§ Task goal
Reproduce precisely the lines of the material below from the line containing "Read this page and output its text content." up to and including its last line. Pictures must not be copied.

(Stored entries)
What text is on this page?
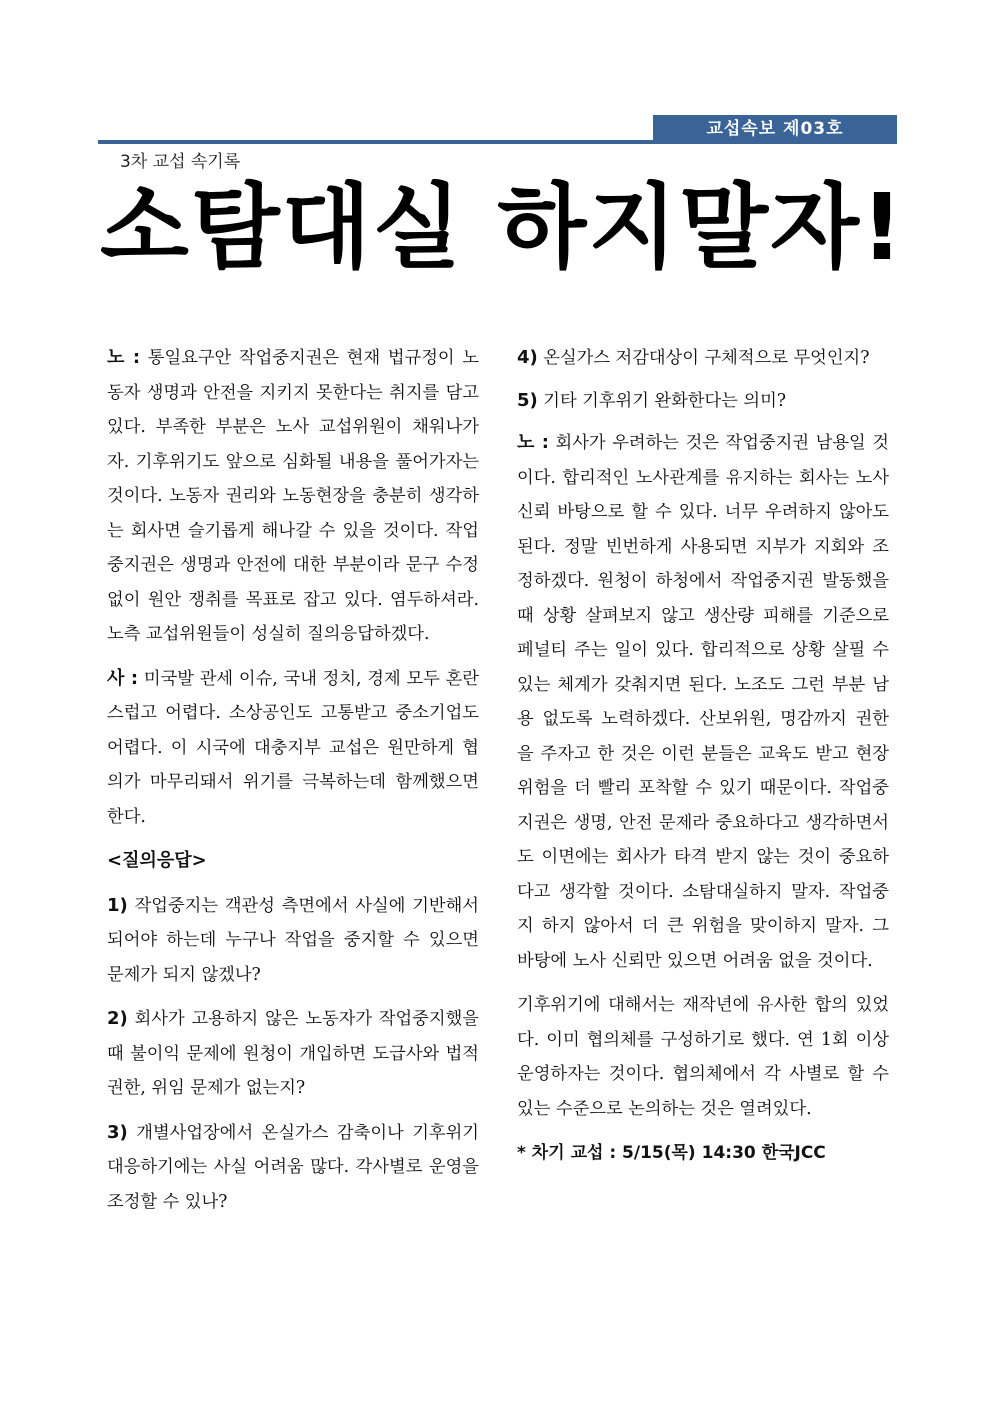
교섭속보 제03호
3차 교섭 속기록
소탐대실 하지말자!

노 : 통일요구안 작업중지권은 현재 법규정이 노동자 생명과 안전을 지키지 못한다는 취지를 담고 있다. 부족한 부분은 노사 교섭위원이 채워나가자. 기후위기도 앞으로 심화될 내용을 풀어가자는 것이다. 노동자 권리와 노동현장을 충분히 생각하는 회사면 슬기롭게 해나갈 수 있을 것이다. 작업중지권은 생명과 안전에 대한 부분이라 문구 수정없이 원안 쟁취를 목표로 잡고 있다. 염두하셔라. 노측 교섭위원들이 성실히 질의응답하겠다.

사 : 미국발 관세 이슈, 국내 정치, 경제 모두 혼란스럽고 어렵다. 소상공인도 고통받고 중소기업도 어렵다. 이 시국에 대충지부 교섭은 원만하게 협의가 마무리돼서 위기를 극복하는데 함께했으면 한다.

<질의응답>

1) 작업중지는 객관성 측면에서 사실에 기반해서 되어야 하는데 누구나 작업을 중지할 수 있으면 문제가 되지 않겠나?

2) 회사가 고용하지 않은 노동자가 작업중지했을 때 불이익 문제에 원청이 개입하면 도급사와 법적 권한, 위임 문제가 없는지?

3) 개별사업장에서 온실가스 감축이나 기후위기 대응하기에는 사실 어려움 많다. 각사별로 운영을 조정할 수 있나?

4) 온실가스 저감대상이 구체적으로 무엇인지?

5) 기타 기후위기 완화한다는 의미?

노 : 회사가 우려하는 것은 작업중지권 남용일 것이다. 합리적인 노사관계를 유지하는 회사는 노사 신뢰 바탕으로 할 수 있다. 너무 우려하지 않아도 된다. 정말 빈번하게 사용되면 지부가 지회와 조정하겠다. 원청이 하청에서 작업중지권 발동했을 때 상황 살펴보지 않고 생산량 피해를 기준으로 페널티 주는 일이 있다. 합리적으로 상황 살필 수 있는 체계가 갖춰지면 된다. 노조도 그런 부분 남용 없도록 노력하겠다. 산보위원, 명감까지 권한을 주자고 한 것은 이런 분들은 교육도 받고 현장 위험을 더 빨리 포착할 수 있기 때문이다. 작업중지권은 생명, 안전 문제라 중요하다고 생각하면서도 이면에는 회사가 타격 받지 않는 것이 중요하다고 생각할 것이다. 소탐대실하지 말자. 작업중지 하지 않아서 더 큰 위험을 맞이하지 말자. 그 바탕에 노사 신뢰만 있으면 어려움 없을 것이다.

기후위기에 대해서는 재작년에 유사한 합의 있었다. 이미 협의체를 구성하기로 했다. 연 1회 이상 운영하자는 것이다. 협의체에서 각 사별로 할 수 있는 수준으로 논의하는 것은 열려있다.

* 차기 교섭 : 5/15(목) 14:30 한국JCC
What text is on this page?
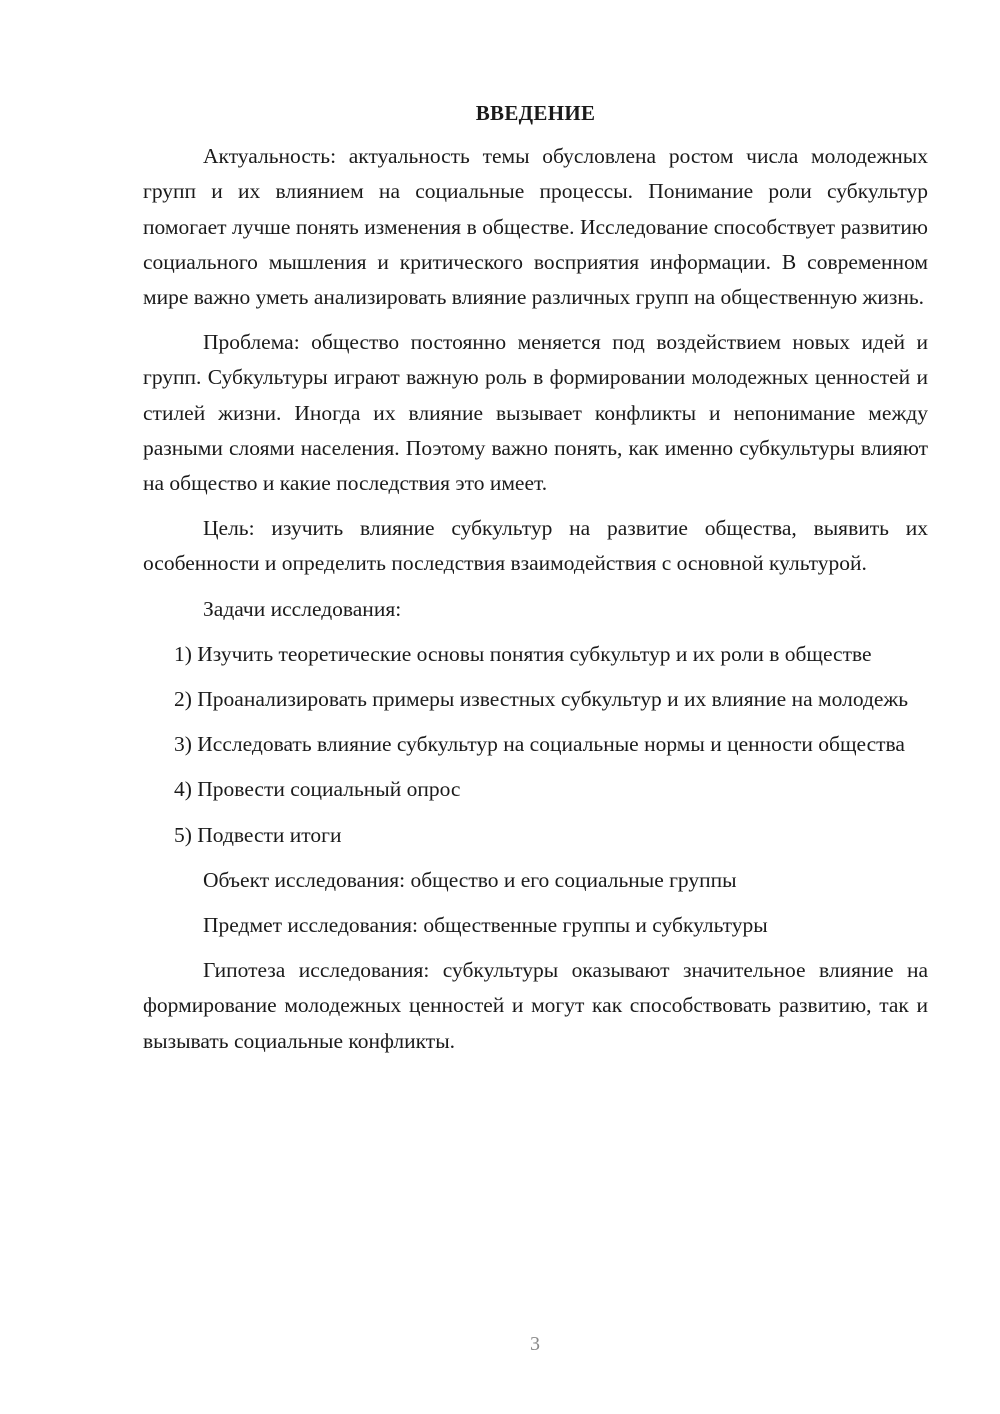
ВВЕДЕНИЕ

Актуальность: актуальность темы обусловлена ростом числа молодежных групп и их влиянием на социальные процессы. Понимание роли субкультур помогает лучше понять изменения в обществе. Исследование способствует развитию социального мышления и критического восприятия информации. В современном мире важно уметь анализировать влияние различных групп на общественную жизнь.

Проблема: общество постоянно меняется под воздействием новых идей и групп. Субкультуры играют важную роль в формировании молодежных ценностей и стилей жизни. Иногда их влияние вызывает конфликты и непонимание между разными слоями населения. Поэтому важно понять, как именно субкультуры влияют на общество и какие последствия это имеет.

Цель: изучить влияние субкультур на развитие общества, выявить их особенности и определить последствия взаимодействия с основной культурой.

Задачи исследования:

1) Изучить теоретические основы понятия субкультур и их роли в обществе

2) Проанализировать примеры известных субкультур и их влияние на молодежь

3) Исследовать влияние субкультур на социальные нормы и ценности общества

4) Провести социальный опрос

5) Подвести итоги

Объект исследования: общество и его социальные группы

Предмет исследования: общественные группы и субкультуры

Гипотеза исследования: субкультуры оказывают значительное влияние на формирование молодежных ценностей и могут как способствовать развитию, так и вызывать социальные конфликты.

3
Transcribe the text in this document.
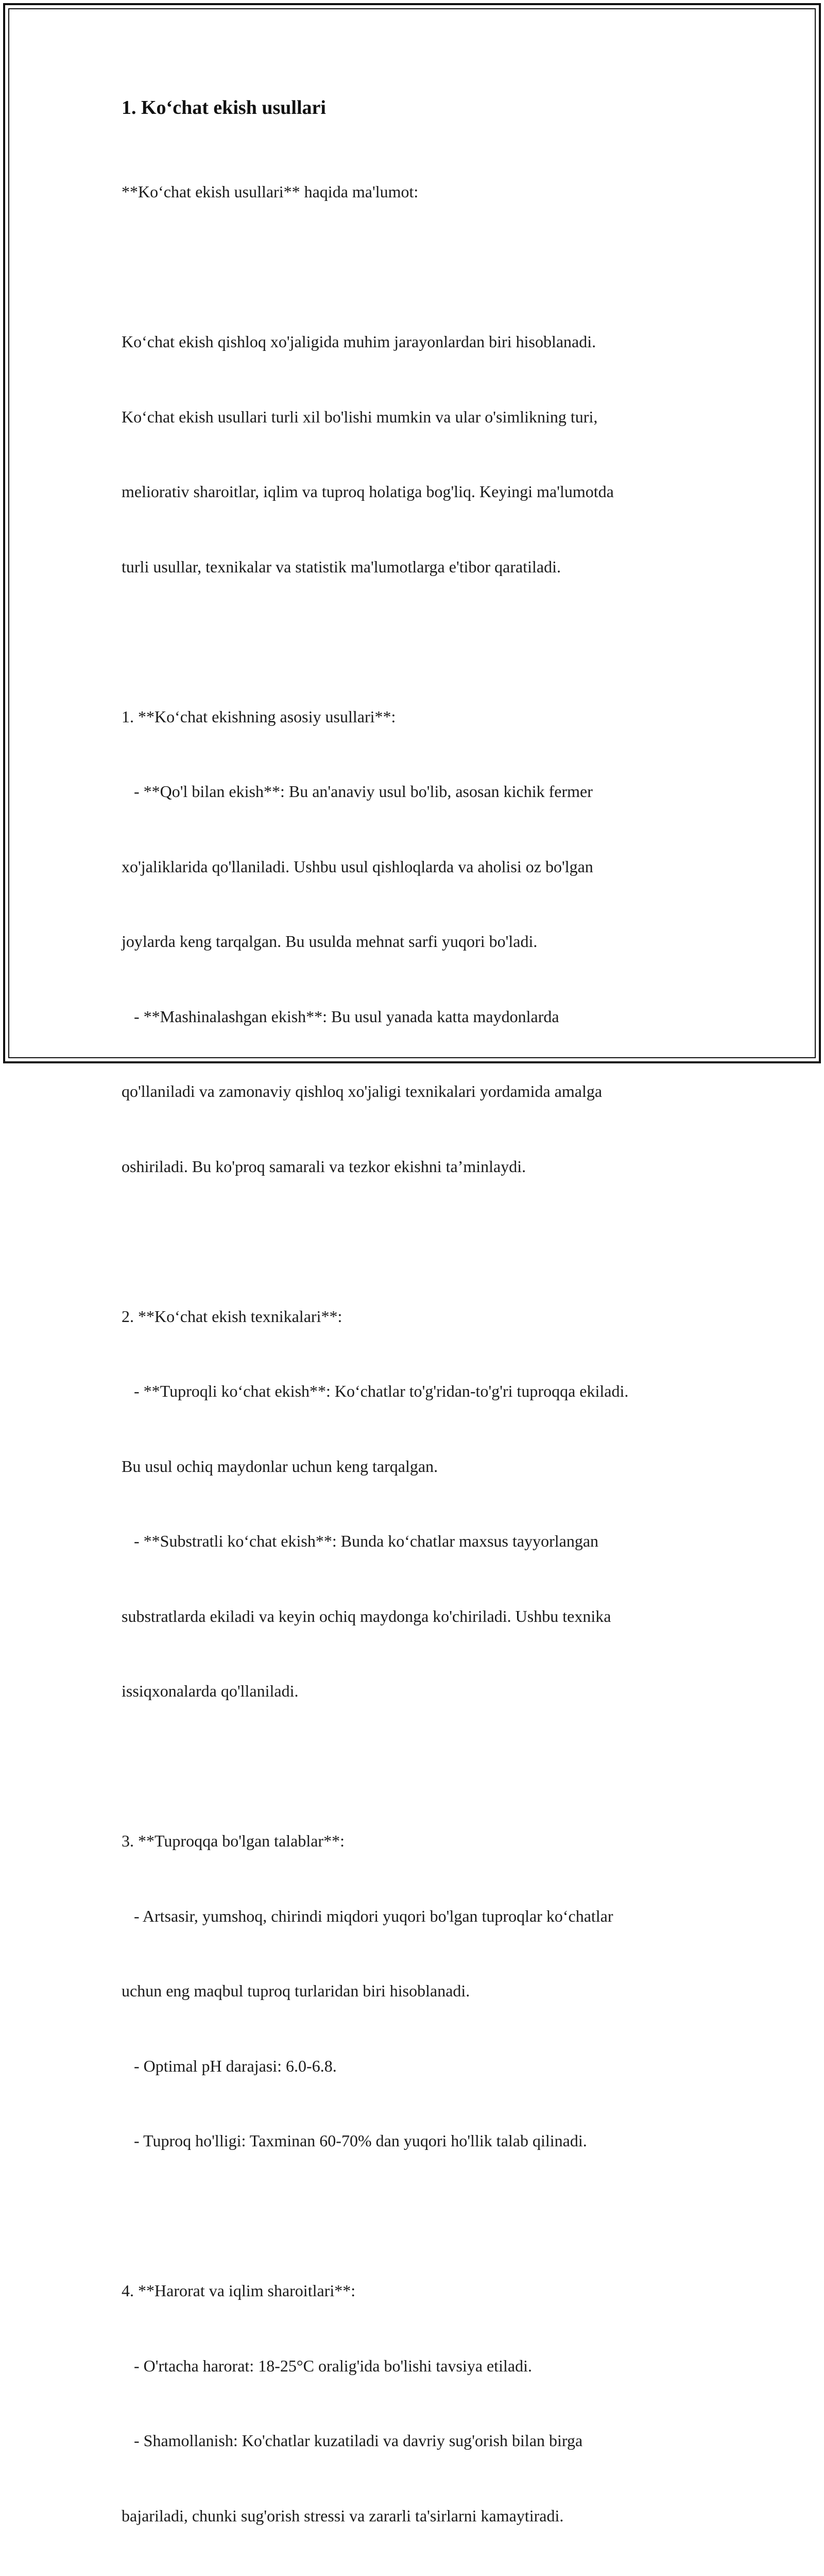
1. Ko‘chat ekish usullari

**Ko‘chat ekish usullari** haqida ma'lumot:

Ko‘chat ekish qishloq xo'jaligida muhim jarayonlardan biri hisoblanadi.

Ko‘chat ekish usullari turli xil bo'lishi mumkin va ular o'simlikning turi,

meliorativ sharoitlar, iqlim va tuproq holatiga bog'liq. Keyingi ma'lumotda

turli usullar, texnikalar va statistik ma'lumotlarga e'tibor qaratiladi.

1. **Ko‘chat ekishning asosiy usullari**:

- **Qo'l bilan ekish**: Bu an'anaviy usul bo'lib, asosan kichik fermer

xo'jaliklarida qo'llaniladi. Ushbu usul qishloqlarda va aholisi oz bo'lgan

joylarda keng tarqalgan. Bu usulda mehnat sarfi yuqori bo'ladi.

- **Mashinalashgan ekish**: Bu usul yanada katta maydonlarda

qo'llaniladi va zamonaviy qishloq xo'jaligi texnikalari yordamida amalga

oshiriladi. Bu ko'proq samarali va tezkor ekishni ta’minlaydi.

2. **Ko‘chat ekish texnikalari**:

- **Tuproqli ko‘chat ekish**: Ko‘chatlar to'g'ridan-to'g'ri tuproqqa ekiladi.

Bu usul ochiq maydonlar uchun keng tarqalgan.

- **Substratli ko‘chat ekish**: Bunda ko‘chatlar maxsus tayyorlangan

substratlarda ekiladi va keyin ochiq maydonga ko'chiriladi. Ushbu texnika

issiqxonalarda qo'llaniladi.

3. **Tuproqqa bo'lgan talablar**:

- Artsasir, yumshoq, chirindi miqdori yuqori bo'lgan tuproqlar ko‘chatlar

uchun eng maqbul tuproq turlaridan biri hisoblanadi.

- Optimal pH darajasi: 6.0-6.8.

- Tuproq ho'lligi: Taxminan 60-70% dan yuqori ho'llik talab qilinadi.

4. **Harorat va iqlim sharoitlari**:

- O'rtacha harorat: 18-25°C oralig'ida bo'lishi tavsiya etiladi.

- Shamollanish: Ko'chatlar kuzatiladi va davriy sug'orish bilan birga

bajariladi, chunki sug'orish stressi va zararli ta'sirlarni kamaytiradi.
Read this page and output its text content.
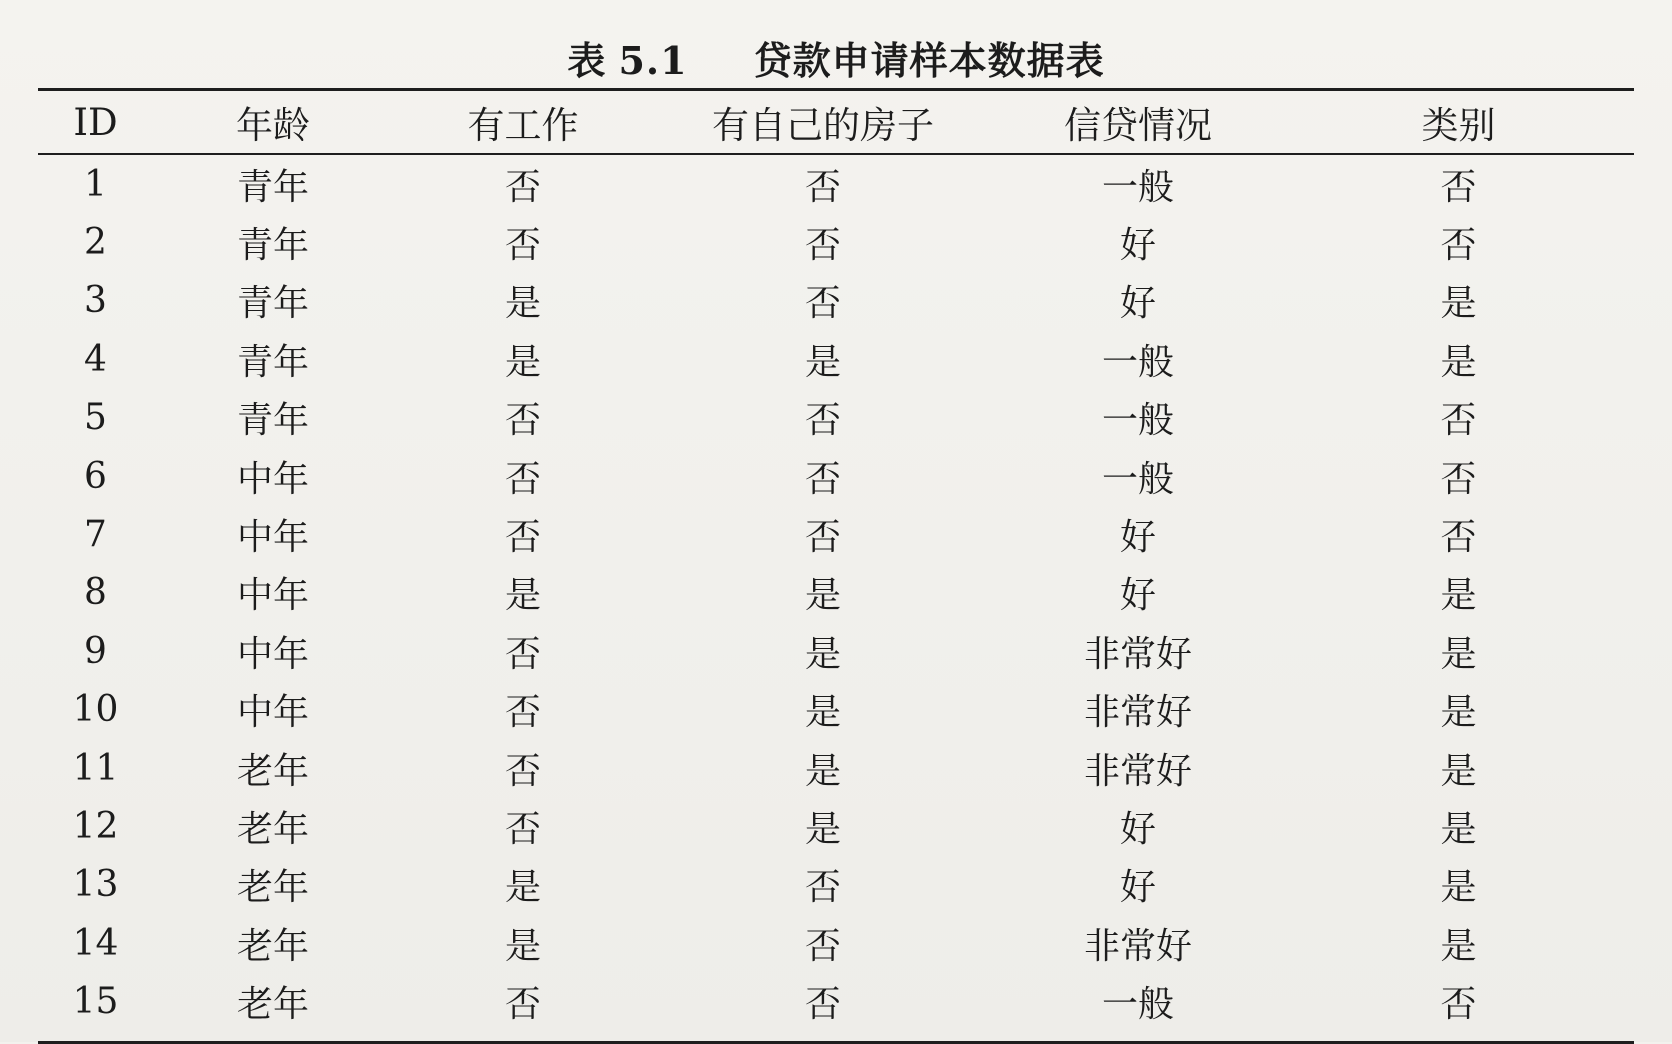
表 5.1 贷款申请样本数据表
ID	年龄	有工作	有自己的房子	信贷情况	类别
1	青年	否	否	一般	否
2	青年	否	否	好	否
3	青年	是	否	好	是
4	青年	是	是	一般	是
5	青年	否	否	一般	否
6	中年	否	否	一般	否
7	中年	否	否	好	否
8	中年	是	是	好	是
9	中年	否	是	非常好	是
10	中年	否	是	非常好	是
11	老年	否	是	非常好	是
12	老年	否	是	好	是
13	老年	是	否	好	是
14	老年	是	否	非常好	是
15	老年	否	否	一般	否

§ Result
Read this page and output its text content.
表 5.1 贷款申请样本数据表
ID	年龄	有工作	有自己的房子	信贷情况	类别
1	青年	否	否	一般	否
2	青年	否	否	好	否
3	青年	是	否	好	是
4	青年	是	是	一般	是
5	青年	否	否	一般	否
6	中年	否	否	一般	否
7	中年	否	否	好	否
8	中年	是	是	好	是
9	中年	否	是	非常好	是
10	中年	否	是	非常好	是
11	老年	否	是	非常好	是
12	老年	否	是	好	是
13	老年	是	否	好	是
14	老年	是	否	非常好	是
15	老年	否	否	一般	否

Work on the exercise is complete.